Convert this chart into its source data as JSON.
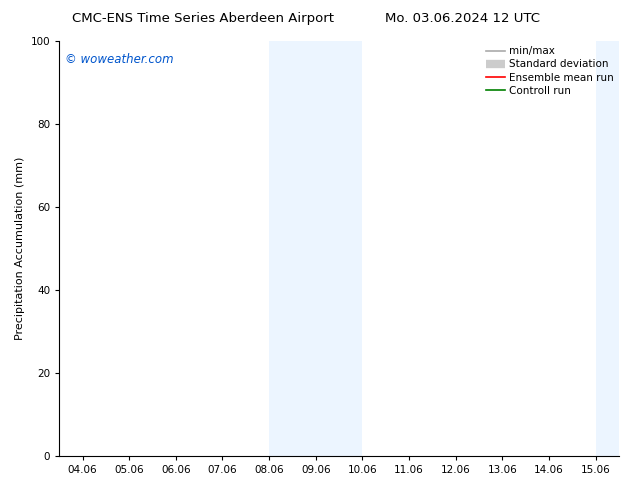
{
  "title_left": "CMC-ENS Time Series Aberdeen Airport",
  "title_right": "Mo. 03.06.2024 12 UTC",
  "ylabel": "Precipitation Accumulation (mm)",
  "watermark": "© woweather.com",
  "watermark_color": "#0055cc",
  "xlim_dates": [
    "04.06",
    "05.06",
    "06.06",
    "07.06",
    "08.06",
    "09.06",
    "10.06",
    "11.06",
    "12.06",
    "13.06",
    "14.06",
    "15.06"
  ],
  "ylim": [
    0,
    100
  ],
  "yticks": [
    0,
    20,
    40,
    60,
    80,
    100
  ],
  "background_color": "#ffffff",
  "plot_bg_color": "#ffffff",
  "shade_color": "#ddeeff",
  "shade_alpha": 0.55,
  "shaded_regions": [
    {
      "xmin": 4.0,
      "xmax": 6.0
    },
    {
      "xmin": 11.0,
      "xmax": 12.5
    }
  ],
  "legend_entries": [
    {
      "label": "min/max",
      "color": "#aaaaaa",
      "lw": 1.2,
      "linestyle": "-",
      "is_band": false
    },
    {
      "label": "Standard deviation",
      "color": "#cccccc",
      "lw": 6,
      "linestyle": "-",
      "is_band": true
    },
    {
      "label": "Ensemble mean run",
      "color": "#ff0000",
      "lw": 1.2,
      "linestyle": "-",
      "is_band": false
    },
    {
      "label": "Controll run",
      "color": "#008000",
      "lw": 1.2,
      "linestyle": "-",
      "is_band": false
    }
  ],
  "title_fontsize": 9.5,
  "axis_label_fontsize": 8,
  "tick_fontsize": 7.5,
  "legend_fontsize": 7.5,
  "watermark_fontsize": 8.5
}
--*--
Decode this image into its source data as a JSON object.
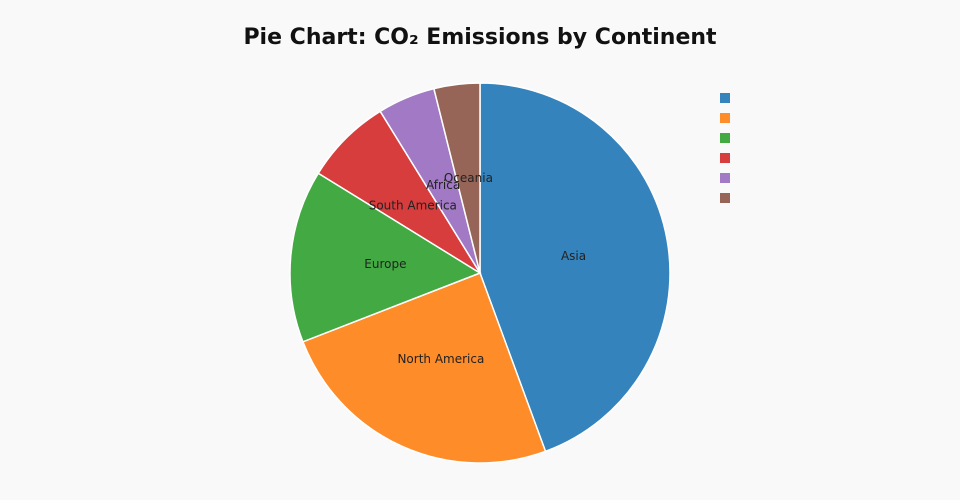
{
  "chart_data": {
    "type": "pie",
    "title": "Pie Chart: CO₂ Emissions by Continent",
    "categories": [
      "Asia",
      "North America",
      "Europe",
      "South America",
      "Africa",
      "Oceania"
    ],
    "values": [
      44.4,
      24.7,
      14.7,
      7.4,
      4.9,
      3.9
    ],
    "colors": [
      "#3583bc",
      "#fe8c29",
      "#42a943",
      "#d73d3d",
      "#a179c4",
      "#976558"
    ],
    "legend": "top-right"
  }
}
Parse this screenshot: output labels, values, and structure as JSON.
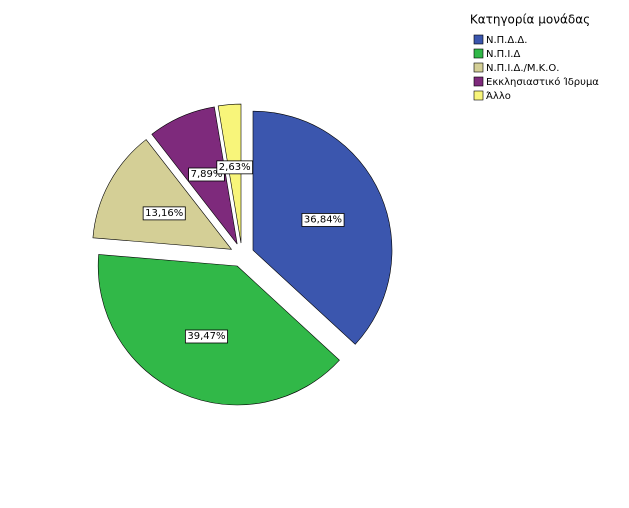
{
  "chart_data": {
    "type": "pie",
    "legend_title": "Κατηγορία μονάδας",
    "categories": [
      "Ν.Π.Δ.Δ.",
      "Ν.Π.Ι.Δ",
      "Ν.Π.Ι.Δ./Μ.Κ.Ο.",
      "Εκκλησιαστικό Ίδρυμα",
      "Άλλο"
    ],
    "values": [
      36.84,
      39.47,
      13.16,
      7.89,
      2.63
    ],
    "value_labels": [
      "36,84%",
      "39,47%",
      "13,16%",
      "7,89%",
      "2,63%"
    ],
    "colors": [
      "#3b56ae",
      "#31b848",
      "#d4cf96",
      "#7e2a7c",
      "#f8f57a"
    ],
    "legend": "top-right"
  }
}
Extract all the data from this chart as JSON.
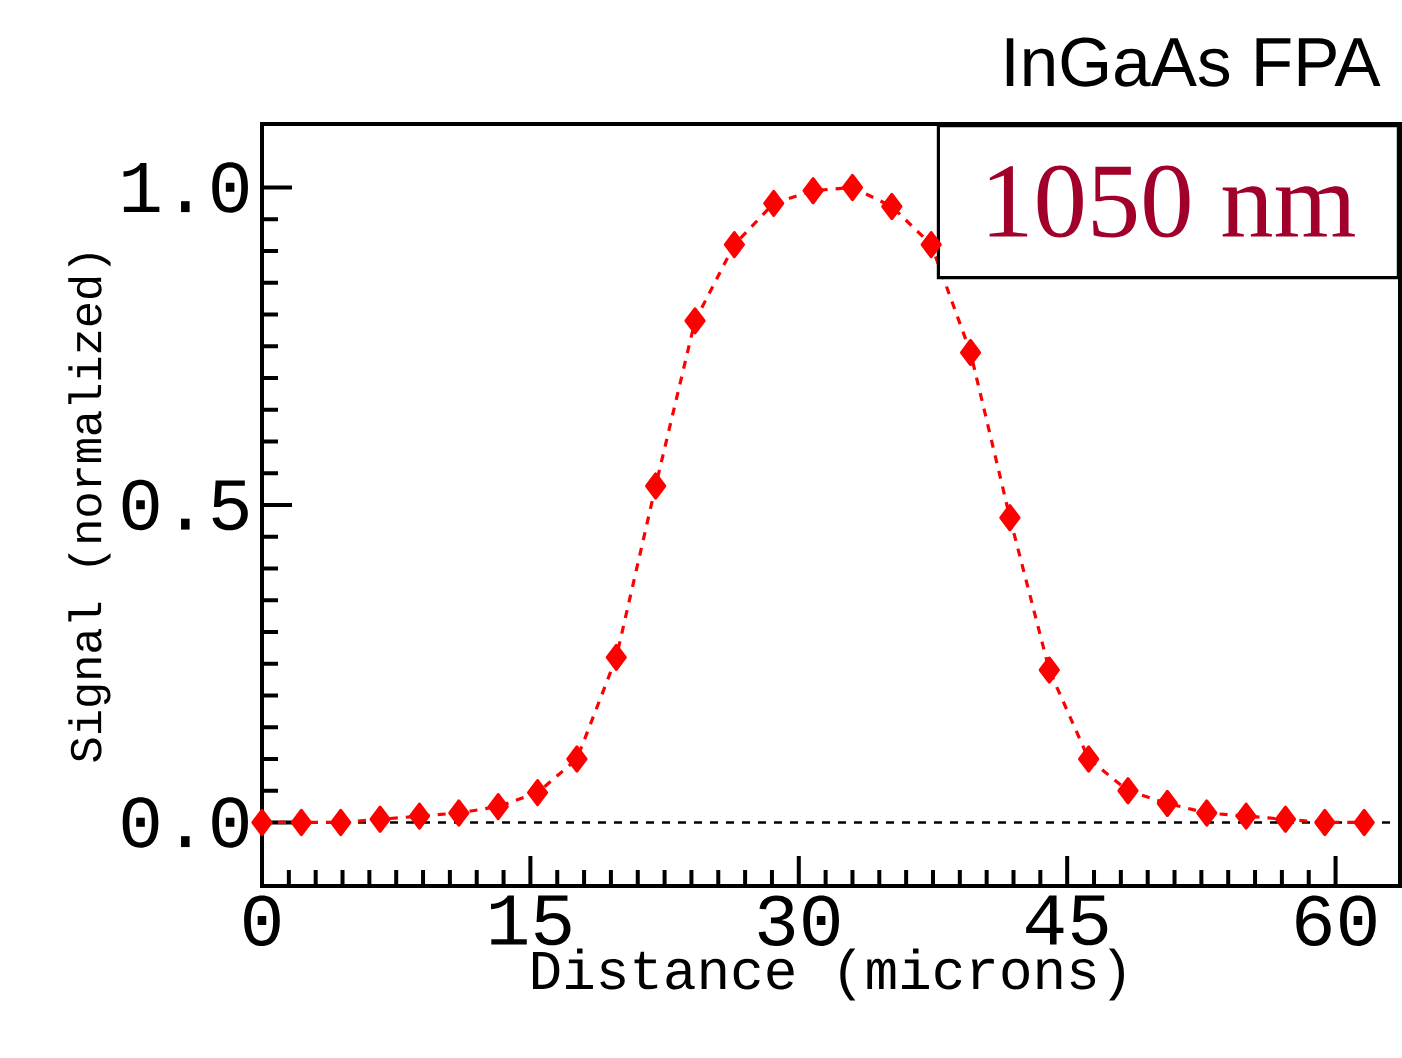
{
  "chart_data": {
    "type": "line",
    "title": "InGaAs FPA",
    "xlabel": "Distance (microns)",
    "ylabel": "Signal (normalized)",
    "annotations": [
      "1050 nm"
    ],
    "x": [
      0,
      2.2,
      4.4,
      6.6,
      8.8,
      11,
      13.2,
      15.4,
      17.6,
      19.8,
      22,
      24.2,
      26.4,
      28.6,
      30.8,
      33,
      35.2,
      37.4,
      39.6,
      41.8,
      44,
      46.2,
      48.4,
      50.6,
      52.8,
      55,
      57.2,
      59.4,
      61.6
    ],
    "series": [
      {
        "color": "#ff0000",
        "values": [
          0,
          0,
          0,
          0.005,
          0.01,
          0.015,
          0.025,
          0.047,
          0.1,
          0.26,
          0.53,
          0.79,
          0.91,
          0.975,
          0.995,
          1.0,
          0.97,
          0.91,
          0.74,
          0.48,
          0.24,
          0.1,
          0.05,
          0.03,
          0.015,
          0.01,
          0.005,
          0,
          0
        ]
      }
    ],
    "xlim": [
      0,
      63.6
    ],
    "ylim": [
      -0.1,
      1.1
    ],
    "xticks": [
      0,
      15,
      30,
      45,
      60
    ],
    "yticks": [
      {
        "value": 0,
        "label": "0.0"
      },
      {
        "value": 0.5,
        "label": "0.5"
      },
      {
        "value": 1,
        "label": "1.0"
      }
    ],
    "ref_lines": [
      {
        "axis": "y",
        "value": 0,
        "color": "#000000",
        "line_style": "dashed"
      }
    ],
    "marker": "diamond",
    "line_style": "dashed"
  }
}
--*--
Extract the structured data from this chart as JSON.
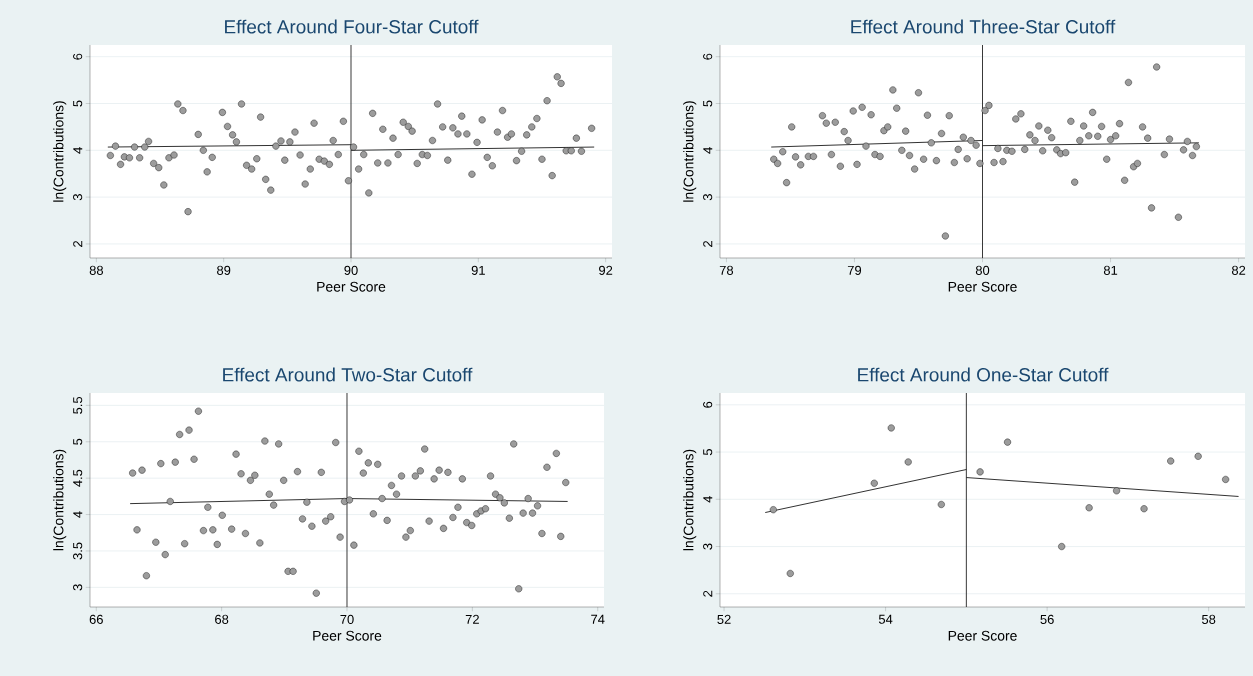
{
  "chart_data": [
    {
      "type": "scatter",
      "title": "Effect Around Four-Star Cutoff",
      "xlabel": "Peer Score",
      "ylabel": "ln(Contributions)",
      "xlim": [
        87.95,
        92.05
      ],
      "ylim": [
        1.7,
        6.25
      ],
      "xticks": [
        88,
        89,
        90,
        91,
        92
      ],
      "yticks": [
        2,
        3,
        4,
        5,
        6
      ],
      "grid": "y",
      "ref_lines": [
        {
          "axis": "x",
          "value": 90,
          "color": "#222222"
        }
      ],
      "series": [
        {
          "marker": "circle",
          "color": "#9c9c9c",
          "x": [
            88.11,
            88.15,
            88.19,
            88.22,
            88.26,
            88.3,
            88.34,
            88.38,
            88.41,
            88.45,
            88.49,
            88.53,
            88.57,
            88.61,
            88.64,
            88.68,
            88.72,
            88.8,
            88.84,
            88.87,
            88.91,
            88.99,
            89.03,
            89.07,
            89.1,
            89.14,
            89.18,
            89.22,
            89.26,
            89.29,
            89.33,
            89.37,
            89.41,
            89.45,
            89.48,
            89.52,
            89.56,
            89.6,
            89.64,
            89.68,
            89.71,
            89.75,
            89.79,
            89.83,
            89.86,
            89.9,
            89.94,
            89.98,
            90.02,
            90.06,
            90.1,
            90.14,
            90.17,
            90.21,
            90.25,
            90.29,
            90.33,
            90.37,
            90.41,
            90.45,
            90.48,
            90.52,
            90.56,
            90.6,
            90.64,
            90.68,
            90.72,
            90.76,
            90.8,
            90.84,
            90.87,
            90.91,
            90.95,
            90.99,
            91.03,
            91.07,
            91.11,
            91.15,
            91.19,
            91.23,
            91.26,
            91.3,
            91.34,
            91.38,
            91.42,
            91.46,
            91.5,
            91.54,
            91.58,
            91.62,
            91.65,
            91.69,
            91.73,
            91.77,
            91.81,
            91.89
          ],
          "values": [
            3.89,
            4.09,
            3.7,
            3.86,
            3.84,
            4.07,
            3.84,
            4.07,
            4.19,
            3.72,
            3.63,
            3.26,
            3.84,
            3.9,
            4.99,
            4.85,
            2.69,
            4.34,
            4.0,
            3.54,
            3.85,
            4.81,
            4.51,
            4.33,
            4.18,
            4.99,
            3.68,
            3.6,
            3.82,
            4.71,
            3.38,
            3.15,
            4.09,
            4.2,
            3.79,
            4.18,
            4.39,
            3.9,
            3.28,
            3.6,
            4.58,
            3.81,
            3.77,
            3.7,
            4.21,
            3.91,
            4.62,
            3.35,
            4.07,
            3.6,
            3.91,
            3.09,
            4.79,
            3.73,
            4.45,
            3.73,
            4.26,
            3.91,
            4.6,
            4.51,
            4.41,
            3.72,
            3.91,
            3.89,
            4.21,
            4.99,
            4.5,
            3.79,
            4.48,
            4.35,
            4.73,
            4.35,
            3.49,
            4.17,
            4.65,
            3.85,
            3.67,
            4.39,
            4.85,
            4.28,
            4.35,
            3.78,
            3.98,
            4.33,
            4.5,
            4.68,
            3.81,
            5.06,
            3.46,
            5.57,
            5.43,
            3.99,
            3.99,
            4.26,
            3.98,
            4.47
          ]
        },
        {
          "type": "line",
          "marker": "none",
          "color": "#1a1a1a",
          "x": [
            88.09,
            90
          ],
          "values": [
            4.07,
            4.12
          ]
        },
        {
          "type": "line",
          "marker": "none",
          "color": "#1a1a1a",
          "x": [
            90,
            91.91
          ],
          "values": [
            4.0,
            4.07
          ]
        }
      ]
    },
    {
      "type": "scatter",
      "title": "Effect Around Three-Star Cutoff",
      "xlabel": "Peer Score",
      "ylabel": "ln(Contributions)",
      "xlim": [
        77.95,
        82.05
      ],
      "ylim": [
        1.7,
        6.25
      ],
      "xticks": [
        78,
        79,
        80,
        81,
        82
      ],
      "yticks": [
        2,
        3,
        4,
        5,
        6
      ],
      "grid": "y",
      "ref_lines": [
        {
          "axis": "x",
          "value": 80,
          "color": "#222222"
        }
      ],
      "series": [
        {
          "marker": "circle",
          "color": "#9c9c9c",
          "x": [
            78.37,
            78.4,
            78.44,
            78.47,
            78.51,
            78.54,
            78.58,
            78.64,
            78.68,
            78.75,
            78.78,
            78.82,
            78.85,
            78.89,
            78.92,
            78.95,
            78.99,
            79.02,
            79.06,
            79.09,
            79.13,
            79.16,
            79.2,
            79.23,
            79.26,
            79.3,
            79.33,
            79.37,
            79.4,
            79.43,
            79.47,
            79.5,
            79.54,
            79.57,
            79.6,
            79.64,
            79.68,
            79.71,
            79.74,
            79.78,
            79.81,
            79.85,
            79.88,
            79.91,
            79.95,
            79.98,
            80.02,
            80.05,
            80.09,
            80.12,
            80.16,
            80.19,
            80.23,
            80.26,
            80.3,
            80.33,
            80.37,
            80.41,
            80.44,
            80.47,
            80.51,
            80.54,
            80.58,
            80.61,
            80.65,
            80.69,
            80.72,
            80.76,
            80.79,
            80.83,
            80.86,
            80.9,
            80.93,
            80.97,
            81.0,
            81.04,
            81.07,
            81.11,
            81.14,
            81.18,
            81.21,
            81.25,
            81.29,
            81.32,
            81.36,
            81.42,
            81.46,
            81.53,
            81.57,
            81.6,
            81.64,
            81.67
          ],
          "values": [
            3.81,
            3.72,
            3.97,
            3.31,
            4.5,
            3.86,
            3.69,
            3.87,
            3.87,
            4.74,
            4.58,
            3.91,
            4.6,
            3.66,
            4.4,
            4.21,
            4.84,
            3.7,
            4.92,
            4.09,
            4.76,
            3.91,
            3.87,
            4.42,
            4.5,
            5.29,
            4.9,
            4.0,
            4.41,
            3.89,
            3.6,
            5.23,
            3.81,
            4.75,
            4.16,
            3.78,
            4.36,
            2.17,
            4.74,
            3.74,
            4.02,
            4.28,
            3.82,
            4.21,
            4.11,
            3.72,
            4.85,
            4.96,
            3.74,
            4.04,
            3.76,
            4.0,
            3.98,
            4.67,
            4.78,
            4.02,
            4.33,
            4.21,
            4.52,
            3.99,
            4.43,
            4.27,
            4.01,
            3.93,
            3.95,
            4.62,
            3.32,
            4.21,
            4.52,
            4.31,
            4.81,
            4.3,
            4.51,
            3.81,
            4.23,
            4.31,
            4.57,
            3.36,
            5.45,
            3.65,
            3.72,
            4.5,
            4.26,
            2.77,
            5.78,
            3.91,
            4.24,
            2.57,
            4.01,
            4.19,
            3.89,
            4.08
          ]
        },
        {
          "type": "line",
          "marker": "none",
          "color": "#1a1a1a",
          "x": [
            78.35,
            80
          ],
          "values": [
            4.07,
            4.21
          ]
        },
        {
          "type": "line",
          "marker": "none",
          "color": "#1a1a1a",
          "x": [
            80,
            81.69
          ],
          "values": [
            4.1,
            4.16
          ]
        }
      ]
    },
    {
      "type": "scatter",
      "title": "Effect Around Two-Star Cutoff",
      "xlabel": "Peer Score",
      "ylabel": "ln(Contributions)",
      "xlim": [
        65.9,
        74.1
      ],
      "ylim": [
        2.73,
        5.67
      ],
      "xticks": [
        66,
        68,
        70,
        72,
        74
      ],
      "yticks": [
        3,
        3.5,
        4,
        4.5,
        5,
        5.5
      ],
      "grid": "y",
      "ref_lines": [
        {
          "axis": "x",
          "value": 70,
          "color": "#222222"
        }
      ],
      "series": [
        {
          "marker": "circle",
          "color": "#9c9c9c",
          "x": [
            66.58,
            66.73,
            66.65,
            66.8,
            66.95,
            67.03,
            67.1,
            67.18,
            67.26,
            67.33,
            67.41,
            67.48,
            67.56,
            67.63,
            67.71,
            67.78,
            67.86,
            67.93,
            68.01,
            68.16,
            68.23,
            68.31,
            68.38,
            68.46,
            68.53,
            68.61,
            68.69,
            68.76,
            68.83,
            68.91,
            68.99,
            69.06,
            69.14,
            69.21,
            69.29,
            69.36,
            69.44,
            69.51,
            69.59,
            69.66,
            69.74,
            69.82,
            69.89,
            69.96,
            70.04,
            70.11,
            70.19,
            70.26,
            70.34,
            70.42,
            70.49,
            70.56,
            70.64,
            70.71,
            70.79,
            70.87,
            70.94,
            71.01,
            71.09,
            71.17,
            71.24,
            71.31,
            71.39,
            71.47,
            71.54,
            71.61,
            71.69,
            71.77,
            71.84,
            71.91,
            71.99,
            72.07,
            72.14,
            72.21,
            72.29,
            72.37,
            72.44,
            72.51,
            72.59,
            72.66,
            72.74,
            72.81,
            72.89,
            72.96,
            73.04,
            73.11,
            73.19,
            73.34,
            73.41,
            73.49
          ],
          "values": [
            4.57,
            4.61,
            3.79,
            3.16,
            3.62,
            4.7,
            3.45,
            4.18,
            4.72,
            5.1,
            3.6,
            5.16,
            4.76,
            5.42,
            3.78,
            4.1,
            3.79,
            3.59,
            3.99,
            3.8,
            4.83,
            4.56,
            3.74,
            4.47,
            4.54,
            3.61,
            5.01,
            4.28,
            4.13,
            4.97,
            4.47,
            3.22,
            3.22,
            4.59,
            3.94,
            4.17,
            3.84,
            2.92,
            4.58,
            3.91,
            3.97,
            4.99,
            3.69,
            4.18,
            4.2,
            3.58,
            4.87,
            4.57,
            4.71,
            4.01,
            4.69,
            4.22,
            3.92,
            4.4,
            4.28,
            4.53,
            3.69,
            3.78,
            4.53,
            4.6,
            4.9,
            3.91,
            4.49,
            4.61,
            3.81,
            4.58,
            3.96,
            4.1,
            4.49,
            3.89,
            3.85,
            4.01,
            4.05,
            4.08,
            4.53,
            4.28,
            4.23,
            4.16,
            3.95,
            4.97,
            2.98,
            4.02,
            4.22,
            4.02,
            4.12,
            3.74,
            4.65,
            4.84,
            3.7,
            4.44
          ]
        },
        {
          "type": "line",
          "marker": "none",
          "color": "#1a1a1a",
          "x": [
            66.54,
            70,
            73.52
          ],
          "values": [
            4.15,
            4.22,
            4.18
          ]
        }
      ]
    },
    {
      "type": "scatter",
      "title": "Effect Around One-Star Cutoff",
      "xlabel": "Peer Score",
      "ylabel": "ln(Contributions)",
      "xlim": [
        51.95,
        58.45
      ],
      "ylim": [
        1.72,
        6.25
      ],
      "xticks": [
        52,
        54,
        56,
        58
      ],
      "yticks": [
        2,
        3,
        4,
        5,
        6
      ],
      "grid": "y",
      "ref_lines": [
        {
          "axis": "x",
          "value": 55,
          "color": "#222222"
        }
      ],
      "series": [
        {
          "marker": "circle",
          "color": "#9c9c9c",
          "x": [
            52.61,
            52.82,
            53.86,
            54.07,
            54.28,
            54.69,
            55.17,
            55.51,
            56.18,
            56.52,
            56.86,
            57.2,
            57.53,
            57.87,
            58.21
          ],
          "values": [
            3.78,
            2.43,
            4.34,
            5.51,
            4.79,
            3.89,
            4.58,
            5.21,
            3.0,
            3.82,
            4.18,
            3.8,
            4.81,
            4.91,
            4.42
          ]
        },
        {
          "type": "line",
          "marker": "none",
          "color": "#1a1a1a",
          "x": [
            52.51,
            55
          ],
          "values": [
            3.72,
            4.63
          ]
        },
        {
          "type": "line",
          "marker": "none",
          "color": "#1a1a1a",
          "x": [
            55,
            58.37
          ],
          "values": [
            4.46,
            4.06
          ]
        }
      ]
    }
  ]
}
--*--
What is needed: Tally the lines of the data that contain the string "Around" and report the total alone.

Result for this exercise: 4